◆ **WHAT YOU WILL DO**: Can you print every record below exactly as written?

(Data entries)
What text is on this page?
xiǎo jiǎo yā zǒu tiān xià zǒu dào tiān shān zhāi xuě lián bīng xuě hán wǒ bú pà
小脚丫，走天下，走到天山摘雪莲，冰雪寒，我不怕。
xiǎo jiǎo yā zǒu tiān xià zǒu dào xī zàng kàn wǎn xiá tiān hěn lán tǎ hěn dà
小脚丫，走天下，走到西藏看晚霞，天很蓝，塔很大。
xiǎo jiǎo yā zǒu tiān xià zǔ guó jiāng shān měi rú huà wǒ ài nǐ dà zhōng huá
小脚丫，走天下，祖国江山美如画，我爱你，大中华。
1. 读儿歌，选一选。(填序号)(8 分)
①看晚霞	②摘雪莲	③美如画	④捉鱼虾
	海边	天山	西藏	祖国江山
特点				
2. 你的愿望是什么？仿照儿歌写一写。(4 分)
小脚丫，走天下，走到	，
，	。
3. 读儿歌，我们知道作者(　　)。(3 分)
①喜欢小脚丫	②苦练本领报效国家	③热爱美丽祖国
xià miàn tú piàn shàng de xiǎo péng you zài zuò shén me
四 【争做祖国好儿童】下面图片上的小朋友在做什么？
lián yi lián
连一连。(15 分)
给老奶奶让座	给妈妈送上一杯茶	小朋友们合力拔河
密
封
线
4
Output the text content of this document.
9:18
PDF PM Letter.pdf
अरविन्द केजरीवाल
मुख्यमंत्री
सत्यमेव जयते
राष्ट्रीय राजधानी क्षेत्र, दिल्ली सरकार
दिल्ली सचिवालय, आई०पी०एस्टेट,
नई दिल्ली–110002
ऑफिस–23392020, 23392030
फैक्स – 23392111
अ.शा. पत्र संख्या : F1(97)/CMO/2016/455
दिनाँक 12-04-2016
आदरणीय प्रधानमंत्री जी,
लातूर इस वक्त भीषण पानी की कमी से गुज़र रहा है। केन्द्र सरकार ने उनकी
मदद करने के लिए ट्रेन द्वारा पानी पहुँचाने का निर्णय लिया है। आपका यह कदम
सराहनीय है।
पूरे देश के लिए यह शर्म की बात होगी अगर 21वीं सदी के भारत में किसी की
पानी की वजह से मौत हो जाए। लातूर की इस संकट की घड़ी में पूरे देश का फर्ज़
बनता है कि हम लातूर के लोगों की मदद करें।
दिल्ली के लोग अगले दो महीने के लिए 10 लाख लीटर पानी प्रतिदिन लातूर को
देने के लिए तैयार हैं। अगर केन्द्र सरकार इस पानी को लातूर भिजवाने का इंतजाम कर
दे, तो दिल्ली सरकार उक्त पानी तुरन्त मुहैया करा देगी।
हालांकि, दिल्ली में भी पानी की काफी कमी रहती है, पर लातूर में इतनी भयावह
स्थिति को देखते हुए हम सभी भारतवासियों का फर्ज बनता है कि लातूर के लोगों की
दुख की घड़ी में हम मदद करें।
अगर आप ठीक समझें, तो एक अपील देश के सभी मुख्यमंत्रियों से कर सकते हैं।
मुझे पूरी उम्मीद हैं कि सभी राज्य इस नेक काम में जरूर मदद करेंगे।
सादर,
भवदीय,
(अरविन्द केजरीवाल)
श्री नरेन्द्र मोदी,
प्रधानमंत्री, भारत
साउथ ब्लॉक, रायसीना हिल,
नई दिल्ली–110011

◆ **TASK SOLUTION**:
What text is on this page?
xiǎo jiǎo yā zǒu tiān xià zǒu dào tiān shān zhāi xuě lián bīng xuě hán wǒ bú pà
小脚丫，走天下，走到天山摘雪莲，冰雪寒，我不怕。
xiǎo jiǎo yā zǒu tiān xià zǒu dào xī zàng kàn wǎn xiá tiān hěn lán tǎ hěn dà
小脚丫，走天下，走到西藏看晚霞，天很蓝，塔很大。
xiǎo jiǎo yā zǒu tiān xià zǔ guó jiāng shān měi rú huà wǒ ài nǐ dà zhōng huá
小脚丫，走天下，祖国江山美如画，我爱你，大中华。
1. 读儿歌，选一选。(填序号)(8 分)
①看晚霞	②摘雪莲	③美如画	④捉鱼虾
	海边	天山	西藏	祖国江山
特点				
2. 你的愿望是什么？仿照儿歌写一写。(4 分)
小脚丫，走天下，走到	，
，	。
3. 读儿歌，我们知道作者(　　)。(3 分)
①喜欢小脚丫	②苦练本领报效国家	③热爱美丽祖国
xià miàn tú piàn shàng de xiǎo péng you zài zuò shén me
四 【争做祖国好儿童】下面图片上的小朋友在做什么？
lián yi lián
连一连。(15 分)
给老奶奶让座	给妈妈送上一杯茶	小朋友们合力拔河
密
封
线
4
Output the text content of this document.
9:18
PDF PM Letter.pdf
अरविन्द केजरीवाल
मुख्यमंत्री
सत्यमेव जयते
राष्ट्रीय राजधानी क्षेत्र, दिल्ली सरकार
दिल्ली सचिवालय, आई०पी०एस्टेट,
नई दिल्ली–110002
ऑफिस–23392020, 23392030
फैक्स – 23392111
अ.शा. पत्र संख्या : F1(97)/CMO/2016/455
दिनाँक 12-04-2016
आदरणीय प्रधानमंत्री जी,
लातूर इस वक्त भीषण पानी की कमी से गुज़र रहा है। केन्द्र सरकार ने उनकी
मदद करने के लिए ट्रेन द्वारा पानी पहुँचाने का निर्णय लिया है। आपका यह कदम
सराहनीय है।
पूरे देश के लिए यह शर्म की बात होगी अगर 21वीं सदी के भारत में किसी की
पानी की वजह से मौत हो जाए। लातूर की इस संकट की घड़ी में पूरे देश का फर्ज़
बनता है कि हम लातूर के लोगों की मदद करें।
दिल्ली के लोग अगले दो महीने के लिए 10 लाख लीटर पानी प्रतिदिन लातूर को
देने के लिए तैयार हैं। अगर केन्द्र सरकार इस पानी को लातूर भिजवाने का इंतजाम कर
दे, तो दिल्ली सरकार उक्त पानी तुरन्त मुहैया करा देगी।
हालांकि, दिल्ली में भी पानी की काफी कमी रहती है, पर लातूर में इतनी भयावह
स्थिति को देखते हुए हम सभी भारतवासियों का फर्ज बनता है कि लातूर के लोगों की
दुख की घड़ी में हम मदद करें।
अगर आप ठीक समझें, तो एक अपील देश के सभी मुख्यमंत्रियों से कर सकते हैं।
मुझे पूरी उम्मीद हैं कि सभी राज्य इस नेक काम में जरूर मदद करेंगे।
सादर,
भवदीय,
(अरविन्द केजरीवाल)
श्री नरेन्द्र मोदी,
प्रधानमंत्री, भारत
साउथ ब्लॉक, रायसीना हिल,
नई दिल्ली–110011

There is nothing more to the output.